DO THIS
Reproduce the lines below verbatim, beginning with the line containing "Identify all the" and continuing through the line containing "list-item [480, 542, 898, 568]", both included. Omit the pictures from your output.

RECORD EXTRACTS

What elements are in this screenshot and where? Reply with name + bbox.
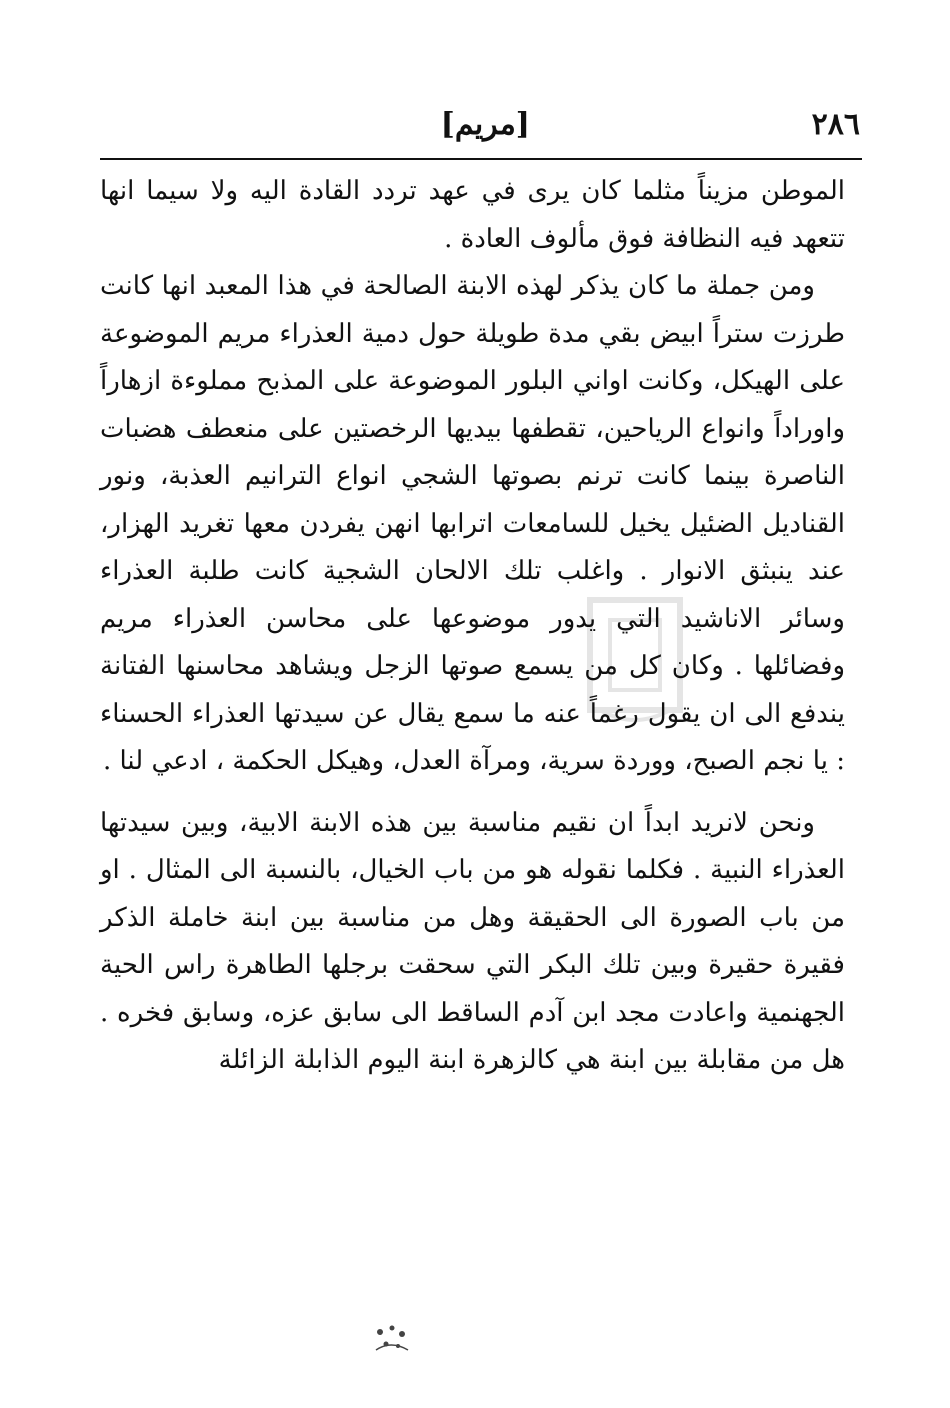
* * *
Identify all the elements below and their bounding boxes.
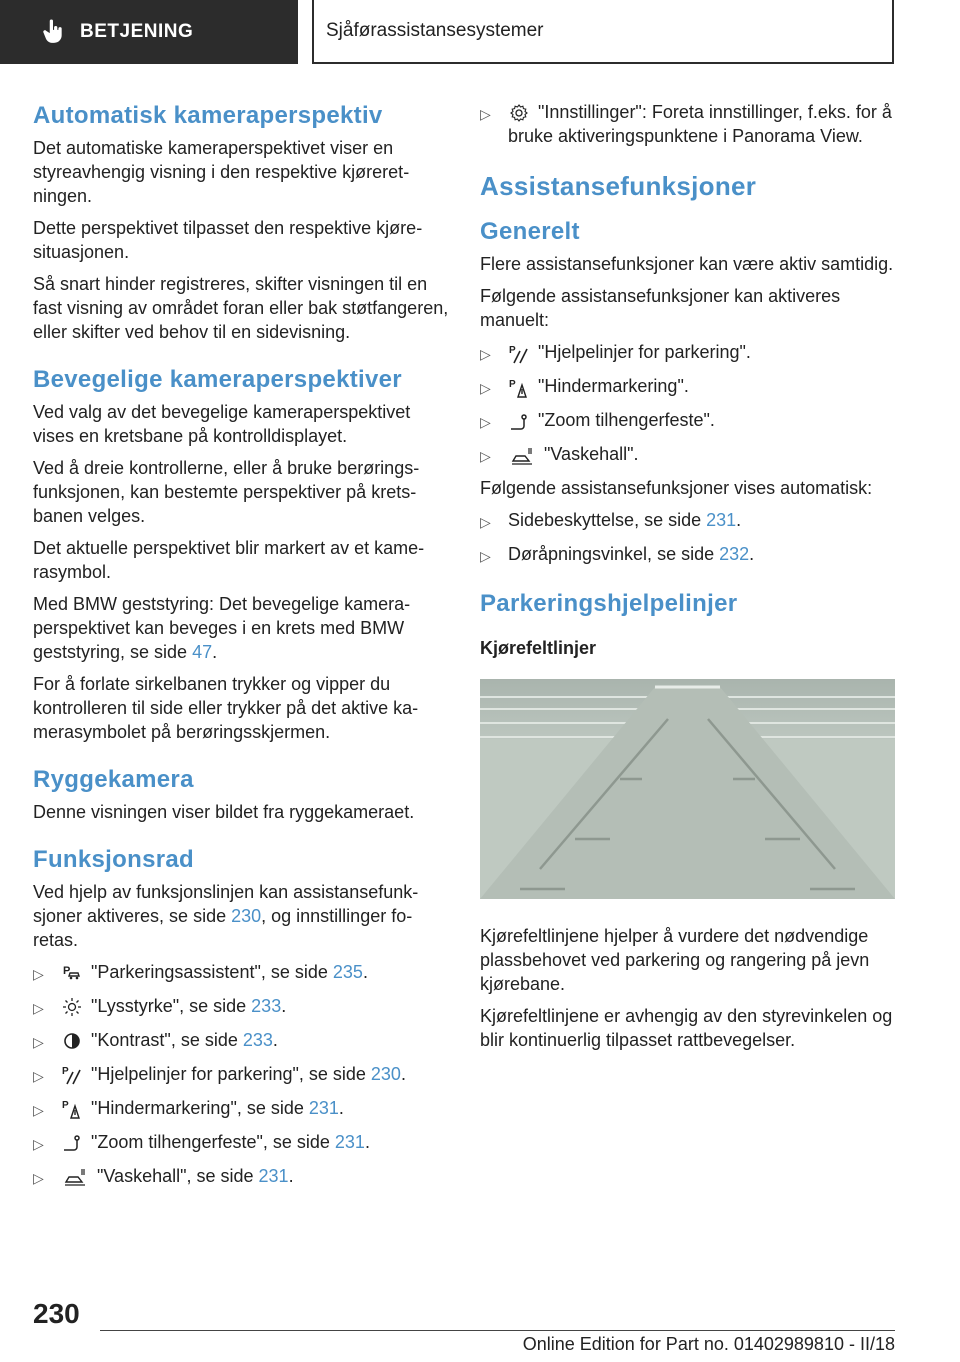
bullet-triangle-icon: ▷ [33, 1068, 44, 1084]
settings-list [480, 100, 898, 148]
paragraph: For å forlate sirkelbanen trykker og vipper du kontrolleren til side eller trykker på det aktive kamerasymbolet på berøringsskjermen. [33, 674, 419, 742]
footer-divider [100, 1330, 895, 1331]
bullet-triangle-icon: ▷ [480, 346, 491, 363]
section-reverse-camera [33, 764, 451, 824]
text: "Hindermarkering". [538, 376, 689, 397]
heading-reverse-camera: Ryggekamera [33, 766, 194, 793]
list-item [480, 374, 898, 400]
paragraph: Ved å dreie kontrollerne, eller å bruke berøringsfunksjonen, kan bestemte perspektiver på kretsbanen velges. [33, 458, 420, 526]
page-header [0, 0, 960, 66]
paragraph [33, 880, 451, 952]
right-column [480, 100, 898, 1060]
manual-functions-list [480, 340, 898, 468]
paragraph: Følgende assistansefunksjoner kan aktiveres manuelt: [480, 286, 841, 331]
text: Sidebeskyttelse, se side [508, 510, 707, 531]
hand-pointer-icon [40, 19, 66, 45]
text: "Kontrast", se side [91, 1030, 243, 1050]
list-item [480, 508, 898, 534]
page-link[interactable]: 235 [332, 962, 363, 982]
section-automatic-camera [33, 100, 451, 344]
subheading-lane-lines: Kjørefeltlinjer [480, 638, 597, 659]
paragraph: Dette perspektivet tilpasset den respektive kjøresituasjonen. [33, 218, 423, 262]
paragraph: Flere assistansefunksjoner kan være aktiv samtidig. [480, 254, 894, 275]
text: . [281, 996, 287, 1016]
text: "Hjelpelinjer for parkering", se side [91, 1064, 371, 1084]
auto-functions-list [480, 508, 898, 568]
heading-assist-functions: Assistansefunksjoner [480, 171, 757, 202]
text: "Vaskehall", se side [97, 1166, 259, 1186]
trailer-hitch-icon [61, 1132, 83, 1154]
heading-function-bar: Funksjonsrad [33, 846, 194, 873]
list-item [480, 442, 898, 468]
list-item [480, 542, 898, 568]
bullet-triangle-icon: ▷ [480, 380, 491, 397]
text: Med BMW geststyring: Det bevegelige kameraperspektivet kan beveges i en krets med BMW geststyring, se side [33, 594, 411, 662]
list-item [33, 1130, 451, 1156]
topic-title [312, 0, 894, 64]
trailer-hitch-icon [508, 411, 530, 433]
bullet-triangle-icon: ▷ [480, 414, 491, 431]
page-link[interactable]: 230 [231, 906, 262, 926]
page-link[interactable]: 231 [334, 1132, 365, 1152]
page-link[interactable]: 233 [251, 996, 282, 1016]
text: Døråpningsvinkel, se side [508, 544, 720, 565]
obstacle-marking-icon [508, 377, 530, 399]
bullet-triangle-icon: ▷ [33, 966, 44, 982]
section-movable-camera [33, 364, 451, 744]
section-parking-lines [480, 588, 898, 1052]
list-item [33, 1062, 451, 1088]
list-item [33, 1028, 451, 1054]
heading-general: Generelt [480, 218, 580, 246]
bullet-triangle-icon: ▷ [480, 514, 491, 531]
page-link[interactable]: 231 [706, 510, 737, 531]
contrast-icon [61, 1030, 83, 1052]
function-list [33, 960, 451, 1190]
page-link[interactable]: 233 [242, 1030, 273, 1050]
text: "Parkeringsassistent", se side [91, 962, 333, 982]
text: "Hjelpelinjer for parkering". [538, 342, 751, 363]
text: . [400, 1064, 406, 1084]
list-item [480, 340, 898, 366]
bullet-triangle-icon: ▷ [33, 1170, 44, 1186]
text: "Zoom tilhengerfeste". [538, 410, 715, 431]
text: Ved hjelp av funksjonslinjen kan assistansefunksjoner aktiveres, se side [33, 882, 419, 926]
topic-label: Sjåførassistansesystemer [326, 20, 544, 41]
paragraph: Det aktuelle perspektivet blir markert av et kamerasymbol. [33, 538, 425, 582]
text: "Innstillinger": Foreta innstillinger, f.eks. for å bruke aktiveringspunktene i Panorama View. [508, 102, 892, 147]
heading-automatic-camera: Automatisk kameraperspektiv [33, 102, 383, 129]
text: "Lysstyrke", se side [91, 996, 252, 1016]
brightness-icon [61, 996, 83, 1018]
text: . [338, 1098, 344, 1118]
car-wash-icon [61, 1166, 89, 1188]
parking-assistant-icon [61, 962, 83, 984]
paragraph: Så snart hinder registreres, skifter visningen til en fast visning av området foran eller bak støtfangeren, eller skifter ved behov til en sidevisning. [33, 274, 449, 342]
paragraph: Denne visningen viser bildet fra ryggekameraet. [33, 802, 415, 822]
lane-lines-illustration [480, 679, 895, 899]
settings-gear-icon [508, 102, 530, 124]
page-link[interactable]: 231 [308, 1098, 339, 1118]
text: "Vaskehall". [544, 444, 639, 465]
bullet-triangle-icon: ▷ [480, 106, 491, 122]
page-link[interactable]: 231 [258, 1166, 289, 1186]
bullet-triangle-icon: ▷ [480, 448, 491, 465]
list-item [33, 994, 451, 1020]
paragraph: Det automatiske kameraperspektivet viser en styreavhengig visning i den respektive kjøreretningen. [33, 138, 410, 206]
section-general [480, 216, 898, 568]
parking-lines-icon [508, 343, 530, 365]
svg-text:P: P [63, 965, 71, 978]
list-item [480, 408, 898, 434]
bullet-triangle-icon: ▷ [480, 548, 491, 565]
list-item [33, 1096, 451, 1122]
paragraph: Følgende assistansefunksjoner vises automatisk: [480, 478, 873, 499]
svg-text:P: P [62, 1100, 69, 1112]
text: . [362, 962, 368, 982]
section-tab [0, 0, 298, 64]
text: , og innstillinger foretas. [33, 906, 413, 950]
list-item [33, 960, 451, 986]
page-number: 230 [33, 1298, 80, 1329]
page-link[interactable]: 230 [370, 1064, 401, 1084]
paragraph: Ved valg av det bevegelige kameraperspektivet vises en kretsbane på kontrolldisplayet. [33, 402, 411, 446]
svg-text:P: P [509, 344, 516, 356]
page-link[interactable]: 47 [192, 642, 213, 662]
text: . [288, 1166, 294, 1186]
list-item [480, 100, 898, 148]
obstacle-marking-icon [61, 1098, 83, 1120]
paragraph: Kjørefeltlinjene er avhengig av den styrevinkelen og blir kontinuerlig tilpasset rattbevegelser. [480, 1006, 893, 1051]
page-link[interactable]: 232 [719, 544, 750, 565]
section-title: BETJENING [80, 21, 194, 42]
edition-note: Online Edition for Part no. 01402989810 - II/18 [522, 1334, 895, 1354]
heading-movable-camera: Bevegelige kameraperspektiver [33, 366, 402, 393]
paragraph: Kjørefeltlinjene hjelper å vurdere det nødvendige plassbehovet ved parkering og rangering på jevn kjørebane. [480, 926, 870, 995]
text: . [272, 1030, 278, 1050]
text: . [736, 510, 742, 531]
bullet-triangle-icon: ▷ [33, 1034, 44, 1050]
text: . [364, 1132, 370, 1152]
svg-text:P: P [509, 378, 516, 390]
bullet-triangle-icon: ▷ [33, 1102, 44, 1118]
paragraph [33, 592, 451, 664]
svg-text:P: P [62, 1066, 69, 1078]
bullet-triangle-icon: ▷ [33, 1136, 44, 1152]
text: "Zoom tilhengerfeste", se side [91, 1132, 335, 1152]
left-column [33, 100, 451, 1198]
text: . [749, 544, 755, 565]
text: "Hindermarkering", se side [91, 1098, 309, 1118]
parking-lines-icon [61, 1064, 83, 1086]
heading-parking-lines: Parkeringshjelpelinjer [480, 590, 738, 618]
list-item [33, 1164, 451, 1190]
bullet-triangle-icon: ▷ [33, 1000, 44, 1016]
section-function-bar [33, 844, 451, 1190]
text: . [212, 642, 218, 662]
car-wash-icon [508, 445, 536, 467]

RESPONSE TO THIS TASK
Identify all the elements below and their bounding boxes.
bullet-triangle-icon: ▷ [33, 1068, 44, 1084]
settings-list [480, 100, 898, 148]
paragraph: For å forlate sirkelbanen trykker og vipper du kontrolleren til side eller trykker på det aktive kamerasymbolet på berøringsskjermen. [33, 674, 419, 742]
footer-divider [100, 1330, 895, 1331]
bullet-triangle-icon: ▷ [480, 346, 491, 363]
section-reverse-camera [33, 764, 451, 824]
text: "Hindermarkering". [538, 376, 689, 397]
heading-reverse-camera: Ryggekamera [33, 766, 194, 793]
list-item [480, 374, 898, 400]
paragraph: Ved å dreie kontrollerne, eller å bruke berøringsfunksjonen, kan bestemte perspektiver på kretsbanen velges. [33, 458, 420, 526]
page-header [0, 0, 960, 66]
paragraph [33, 880, 451, 952]
right-column [480, 100, 898, 1060]
manual-functions-list [480, 340, 898, 468]
paragraph: Følgende assistansefunksjoner kan aktiveres manuelt: [480, 286, 841, 331]
text: Sidebeskyttelse, se side [508, 510, 707, 531]
hand-pointer-icon [40, 19, 66, 45]
text: "Kontrast", se side [91, 1030, 243, 1050]
list-item [480, 508, 898, 534]
page-link[interactable]: 235 [332, 962, 363, 982]
section-automatic-camera [33, 100, 451, 344]
subheading-lane-lines: Kjørefeltlinjer [480, 638, 597, 659]
paragraph: Dette perspektivet tilpasset den respektive kjøresituasjonen. [33, 218, 423, 262]
paragraph: Flere assistansefunksjoner kan være aktiv samtidig. [480, 254, 894, 275]
text: . [281, 996, 287, 1016]
text: "Hjelpelinjer for parkering", se side [91, 1064, 371, 1084]
auto-functions-list [480, 508, 898, 568]
heading-assist-functions: Assistansefunksjoner [480, 171, 757, 202]
text: "Vaskehall", se side [97, 1166, 259, 1186]
trailer-hitch-icon [61, 1132, 83, 1154]
heading-function-bar: Funksjonsrad [33, 846, 194, 873]
list-item [480, 442, 898, 468]
list-item [480, 542, 898, 568]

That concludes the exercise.